▶ [EXERCISE OBJECTIVE] Go through the records below line by line, counting those that contain the word "this"; answer with the count only.
:::::
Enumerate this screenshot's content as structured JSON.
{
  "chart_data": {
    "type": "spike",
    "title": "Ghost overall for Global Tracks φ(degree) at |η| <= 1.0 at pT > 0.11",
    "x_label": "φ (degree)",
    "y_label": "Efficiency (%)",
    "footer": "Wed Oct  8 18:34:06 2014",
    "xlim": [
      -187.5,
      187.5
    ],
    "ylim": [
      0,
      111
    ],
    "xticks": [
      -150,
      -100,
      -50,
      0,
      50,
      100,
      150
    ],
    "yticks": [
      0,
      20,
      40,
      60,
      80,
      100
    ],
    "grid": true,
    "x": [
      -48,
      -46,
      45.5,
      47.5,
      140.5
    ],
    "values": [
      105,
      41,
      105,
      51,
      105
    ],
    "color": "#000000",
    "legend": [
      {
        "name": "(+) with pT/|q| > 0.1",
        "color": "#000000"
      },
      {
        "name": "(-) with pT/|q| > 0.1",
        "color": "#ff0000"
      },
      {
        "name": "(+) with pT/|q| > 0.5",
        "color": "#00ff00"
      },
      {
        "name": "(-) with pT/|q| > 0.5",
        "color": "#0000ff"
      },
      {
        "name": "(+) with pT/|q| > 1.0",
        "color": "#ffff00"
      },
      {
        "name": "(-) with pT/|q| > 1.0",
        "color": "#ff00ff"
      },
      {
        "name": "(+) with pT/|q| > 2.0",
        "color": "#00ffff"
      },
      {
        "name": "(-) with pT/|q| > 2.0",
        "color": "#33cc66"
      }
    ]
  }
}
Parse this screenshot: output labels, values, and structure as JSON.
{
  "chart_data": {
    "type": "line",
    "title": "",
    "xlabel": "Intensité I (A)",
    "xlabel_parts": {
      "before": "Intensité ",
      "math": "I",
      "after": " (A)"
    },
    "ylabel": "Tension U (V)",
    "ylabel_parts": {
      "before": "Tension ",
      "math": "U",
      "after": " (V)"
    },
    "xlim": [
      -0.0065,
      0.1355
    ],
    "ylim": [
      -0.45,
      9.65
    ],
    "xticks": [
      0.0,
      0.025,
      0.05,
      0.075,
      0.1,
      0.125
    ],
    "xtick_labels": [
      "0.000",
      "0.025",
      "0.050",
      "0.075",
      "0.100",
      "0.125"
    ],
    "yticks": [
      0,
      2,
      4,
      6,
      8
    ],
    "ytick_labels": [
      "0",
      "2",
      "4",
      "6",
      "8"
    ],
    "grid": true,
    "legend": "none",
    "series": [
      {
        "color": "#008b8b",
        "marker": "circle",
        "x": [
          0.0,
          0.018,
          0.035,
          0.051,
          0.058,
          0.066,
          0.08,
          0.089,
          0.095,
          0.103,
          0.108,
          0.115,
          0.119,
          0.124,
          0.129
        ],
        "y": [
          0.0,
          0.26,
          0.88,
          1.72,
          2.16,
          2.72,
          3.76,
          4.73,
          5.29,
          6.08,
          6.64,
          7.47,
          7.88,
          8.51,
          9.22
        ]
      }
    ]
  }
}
:::::
▶ [CORRECT OUTPUT] 2